== Task details ==
Copy every entry word for word, but skip the pictures.

+ + + + +

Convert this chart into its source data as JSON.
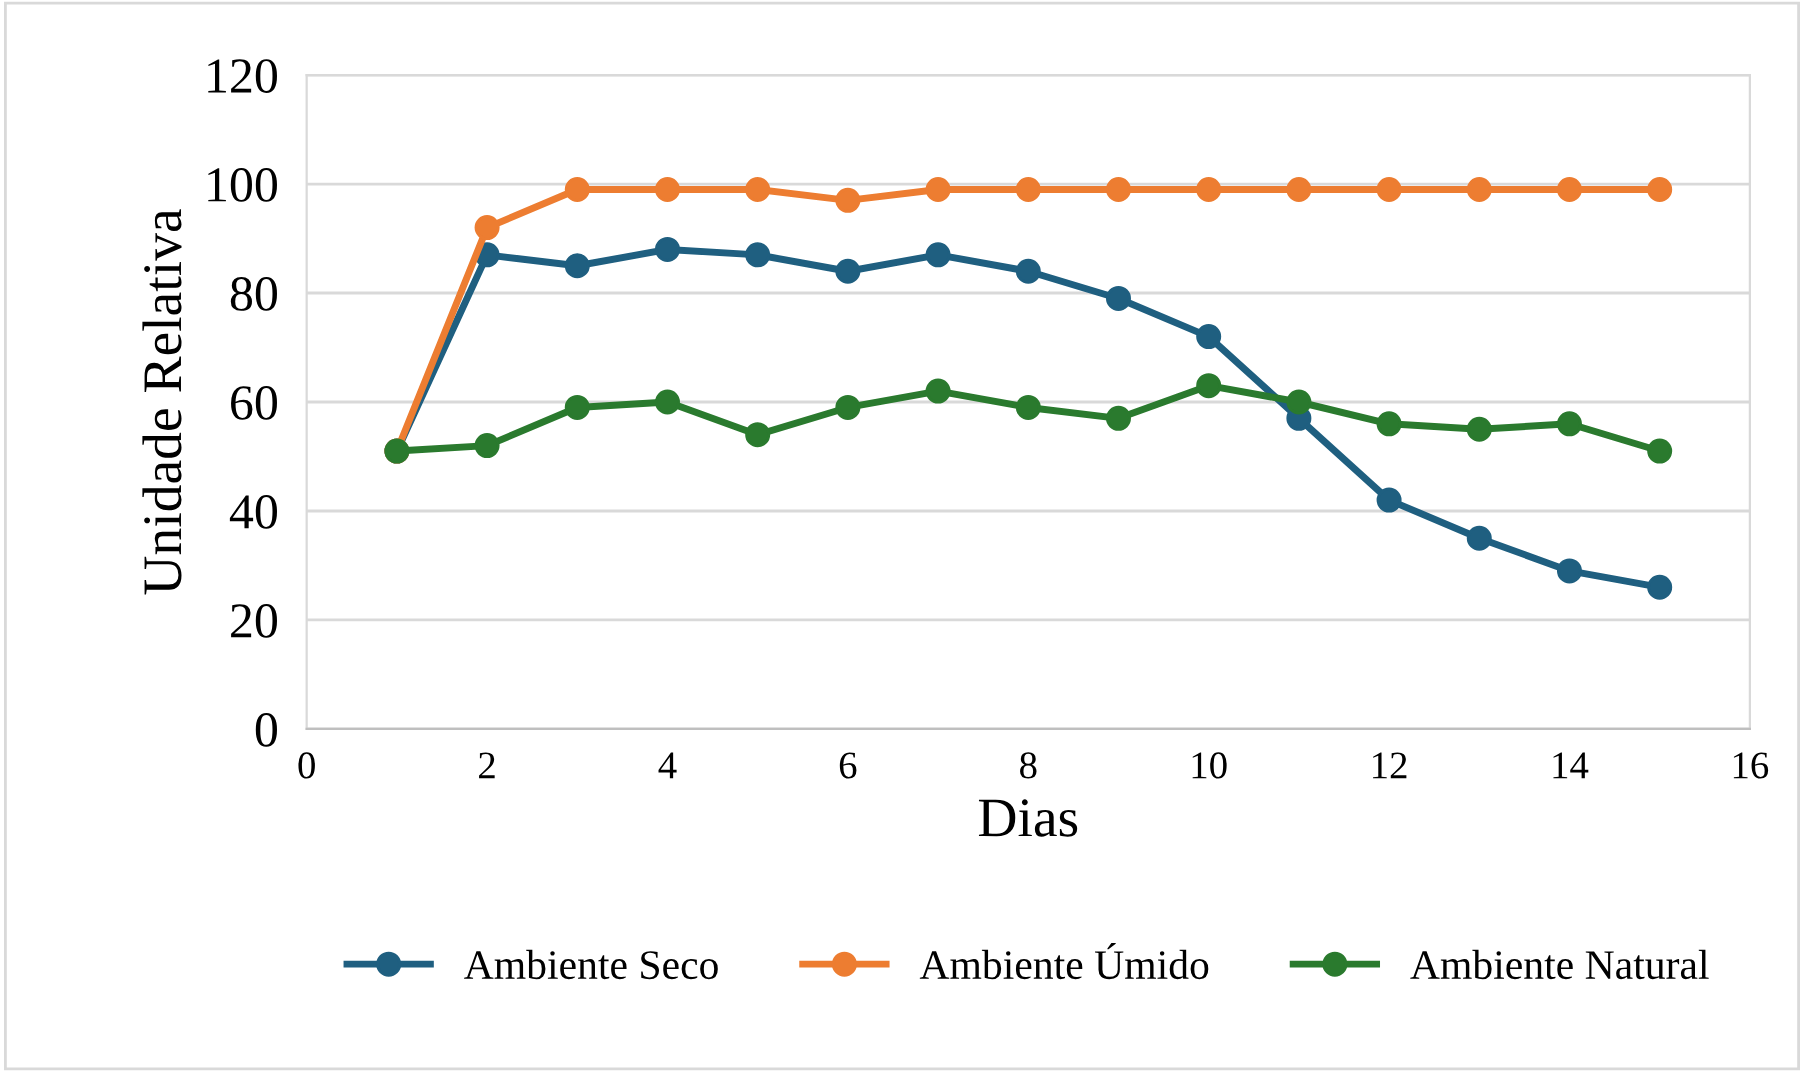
{
  "chart_data": {
    "type": "line",
    "xlabel": "Dias",
    "ylabel": "Unidade Relativa",
    "x": [
      1,
      2,
      3,
      4,
      5,
      6,
      7,
      8,
      9,
      10,
      11,
      12,
      13,
      14,
      15
    ],
    "series": [
      {
        "name": "Ambiente Seco",
        "color": "#1f5f80",
        "values": [
          51,
          87,
          85,
          88,
          87,
          84,
          87,
          84,
          79,
          72,
          57,
          42,
          35,
          29,
          26
        ]
      },
      {
        "name": "Ambiente Úmido",
        "color": "#ed7d31",
        "values": [
          51,
          92,
          99,
          99,
          99,
          97,
          99,
          99,
          99,
          99,
          99,
          99,
          99,
          99,
          99
        ]
      },
      {
        "name": "Ambiente Natural",
        "color": "#2a7a2e",
        "values": [
          51,
          52,
          59,
          60,
          54,
          59,
          62,
          59,
          57,
          63,
          60,
          56,
          55,
          56,
          51
        ]
      }
    ],
    "xlim": [
      0,
      16
    ],
    "xticks": [
      0,
      2,
      4,
      6,
      8,
      10,
      12,
      14,
      16
    ],
    "ylim": [
      0,
      120
    ],
    "yticks": [
      0,
      20,
      40,
      60,
      80,
      100,
      120
    ],
    "grid": "y",
    "legend": "bottom",
    "marker": "circle",
    "line_style": "solid"
  }
}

+ + + + +

== Solution to the exercise ==
Convert this chart into its source data as JSON.
{
  "chart_data": {
    "type": "line",
    "xlabel": "Dias",
    "ylabel": "Unidade Relativa",
    "x": [
      1,
      2,
      3,
      4,
      5,
      6,
      7,
      8,
      9,
      10,
      11,
      12,
      13,
      14,
      15
    ],
    "series": [
      {
        "name": "Ambiente Seco",
        "color": "#1f5f80",
        "values": [
          51,
          87,
          85,
          88,
          87,
          84,
          87,
          84,
          79,
          72,
          57,
          42,
          35,
          29,
          26
        ]
      },
      {
        "name": "Ambiente Úmido",
        "color": "#ed7d31",
        "values": [
          51,
          92,
          99,
          99,
          99,
          97,
          99,
          99,
          99,
          99,
          99,
          99,
          99,
          99,
          99
        ]
      },
      {
        "name": "Ambiente Natural",
        "color": "#2a7a2e",
        "values": [
          51,
          52,
          59,
          60,
          54,
          59,
          62,
          59,
          57,
          63,
          60,
          56,
          55,
          56,
          51
        ]
      }
    ],
    "xlim": [
      0,
      16
    ],
    "xticks": [
      0,
      2,
      4,
      6,
      8,
      10,
      12,
      14,
      16
    ],
    "ylim": [
      0,
      120
    ],
    "yticks": [
      0,
      20,
      40,
      60,
      80,
      100,
      120
    ],
    "grid": "y",
    "legend": "bottom",
    "marker": "circle",
    "line_style": "solid"
  }
}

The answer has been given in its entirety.